What you are asked to do >>
Extract each line where the string "amiablejuggernaut" shows up.
· · · · · · ·
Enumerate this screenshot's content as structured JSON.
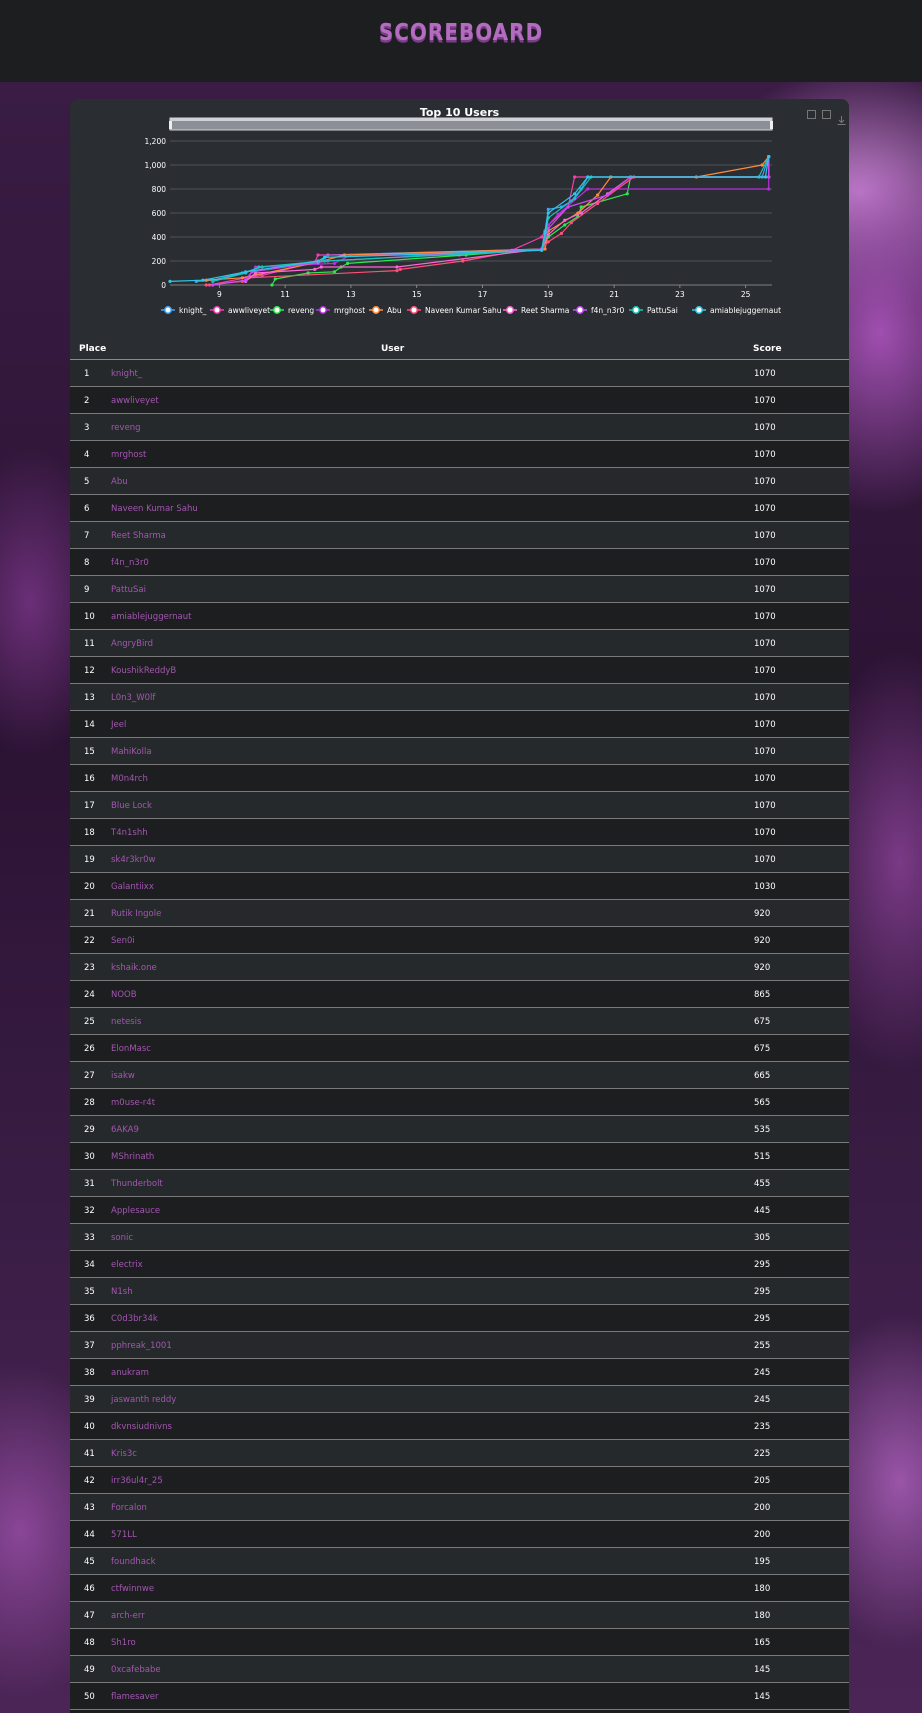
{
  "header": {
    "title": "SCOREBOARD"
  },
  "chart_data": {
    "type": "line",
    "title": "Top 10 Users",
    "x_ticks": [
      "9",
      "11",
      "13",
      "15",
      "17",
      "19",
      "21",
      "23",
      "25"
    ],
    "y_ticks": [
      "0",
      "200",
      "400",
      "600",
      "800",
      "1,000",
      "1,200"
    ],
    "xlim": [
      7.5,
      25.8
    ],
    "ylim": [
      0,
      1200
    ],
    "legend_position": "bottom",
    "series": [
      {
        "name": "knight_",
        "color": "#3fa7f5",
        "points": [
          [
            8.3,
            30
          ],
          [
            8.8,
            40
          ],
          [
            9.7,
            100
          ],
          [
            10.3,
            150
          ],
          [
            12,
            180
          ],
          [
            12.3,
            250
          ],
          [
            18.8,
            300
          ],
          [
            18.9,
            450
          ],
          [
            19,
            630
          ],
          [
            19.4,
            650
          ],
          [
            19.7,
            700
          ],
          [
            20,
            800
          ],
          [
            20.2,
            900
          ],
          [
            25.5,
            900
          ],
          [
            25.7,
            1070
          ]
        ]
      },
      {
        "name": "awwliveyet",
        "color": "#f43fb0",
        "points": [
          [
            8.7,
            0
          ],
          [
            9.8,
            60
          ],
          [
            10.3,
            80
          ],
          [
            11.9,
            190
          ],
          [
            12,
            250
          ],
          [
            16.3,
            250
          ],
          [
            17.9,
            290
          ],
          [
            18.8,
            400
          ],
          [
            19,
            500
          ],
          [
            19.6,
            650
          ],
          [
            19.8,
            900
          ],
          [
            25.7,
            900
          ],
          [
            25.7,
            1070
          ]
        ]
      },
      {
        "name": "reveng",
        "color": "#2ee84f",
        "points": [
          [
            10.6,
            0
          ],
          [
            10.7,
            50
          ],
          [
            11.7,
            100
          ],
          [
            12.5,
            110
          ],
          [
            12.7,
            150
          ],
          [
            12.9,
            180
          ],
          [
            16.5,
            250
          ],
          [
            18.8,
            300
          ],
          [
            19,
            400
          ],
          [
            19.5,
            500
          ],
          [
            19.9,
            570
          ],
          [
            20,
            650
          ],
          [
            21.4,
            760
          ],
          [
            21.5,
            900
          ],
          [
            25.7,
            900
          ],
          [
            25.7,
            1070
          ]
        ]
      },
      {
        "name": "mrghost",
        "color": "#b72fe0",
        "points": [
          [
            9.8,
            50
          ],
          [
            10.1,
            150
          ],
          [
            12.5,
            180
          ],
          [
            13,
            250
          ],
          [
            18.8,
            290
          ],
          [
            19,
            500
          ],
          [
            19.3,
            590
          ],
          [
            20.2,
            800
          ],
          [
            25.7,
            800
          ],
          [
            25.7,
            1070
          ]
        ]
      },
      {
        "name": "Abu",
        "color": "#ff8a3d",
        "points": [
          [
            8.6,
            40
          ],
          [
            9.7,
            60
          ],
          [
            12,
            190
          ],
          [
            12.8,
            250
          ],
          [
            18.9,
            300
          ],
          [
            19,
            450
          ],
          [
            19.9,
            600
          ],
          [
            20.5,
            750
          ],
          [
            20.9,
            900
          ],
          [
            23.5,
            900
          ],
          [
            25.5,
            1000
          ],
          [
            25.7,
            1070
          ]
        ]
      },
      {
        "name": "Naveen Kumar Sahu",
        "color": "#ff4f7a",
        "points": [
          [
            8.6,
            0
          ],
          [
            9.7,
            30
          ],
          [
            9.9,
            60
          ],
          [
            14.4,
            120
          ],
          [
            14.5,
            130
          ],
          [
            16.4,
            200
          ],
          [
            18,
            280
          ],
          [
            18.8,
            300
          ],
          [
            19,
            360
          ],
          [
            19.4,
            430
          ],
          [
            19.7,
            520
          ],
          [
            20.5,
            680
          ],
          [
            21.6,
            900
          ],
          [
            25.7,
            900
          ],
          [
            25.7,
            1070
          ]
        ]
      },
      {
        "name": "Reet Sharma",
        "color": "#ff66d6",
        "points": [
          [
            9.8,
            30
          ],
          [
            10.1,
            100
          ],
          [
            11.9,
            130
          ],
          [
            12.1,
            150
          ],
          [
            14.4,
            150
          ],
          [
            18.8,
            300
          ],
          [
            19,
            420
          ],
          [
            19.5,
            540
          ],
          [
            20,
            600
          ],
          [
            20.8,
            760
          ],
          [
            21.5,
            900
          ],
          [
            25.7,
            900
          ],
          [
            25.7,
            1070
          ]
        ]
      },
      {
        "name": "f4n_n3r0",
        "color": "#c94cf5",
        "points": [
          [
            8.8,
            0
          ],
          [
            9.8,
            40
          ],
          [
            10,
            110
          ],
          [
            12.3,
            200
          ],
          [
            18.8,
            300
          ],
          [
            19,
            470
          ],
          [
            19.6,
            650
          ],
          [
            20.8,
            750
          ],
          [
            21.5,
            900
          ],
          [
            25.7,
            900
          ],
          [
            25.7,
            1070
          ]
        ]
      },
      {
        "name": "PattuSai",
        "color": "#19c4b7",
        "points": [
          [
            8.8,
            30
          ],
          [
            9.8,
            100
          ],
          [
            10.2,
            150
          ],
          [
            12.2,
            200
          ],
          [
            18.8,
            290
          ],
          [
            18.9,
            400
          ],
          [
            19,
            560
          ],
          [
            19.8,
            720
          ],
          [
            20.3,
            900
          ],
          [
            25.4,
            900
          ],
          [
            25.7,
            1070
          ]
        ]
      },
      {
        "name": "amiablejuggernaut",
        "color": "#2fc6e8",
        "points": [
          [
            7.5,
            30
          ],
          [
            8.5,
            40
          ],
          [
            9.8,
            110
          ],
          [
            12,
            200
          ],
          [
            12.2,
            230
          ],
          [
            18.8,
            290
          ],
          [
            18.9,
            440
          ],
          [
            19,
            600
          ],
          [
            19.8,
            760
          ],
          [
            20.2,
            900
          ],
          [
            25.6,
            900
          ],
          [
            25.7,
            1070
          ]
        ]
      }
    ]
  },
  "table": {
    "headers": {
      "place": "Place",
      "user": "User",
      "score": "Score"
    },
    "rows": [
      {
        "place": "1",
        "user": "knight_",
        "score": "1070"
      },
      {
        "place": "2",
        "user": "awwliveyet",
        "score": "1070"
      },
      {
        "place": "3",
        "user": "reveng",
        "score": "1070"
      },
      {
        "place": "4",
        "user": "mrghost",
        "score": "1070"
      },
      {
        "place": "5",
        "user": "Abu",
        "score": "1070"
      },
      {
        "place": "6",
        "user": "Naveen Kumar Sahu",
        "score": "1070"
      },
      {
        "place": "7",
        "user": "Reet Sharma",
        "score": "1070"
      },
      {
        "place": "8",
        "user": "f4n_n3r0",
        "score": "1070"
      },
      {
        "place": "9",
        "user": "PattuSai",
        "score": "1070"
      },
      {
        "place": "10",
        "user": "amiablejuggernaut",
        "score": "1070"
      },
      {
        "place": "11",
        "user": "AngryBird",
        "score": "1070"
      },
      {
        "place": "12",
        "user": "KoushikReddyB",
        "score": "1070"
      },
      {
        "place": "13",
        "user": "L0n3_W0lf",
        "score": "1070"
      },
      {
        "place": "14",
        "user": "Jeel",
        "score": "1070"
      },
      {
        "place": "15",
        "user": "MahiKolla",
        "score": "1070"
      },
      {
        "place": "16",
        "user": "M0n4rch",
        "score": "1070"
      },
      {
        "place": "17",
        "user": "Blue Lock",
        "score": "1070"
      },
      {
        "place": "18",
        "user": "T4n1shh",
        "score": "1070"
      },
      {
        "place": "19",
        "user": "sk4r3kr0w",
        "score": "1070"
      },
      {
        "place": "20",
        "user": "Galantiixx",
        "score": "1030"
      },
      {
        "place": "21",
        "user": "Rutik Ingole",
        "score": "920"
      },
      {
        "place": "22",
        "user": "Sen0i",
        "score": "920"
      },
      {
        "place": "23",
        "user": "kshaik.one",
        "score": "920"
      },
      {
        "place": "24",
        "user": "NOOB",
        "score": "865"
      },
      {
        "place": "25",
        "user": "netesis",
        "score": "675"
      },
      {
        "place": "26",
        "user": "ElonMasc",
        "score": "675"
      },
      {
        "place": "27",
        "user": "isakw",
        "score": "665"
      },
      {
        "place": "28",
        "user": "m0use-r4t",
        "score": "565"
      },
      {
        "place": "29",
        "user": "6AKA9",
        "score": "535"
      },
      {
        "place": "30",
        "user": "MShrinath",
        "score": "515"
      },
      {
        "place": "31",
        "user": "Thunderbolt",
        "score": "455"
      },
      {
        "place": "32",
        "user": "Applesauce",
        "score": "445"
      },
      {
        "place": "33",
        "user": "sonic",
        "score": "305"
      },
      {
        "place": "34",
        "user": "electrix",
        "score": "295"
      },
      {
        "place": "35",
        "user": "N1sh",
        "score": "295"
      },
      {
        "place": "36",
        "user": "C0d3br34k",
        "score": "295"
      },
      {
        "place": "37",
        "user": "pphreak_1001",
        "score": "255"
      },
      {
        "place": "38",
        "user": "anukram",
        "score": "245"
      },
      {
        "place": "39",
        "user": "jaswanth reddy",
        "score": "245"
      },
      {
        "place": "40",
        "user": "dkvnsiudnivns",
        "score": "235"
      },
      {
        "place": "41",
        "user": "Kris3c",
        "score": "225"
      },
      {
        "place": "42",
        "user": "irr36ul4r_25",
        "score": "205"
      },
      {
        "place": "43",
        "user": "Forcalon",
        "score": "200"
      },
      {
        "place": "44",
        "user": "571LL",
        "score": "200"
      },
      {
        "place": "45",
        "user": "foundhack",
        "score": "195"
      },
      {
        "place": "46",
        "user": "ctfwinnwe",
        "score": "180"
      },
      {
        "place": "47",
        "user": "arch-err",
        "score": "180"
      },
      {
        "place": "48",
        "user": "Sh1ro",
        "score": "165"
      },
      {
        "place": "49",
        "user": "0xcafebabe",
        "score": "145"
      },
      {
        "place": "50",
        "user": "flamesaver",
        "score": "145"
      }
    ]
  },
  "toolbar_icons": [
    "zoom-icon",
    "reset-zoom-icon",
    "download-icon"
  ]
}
· · · · · · ·
Answer for the task >>
        "name": "amiablejuggernaut",
        "user": "amiablejuggernaut",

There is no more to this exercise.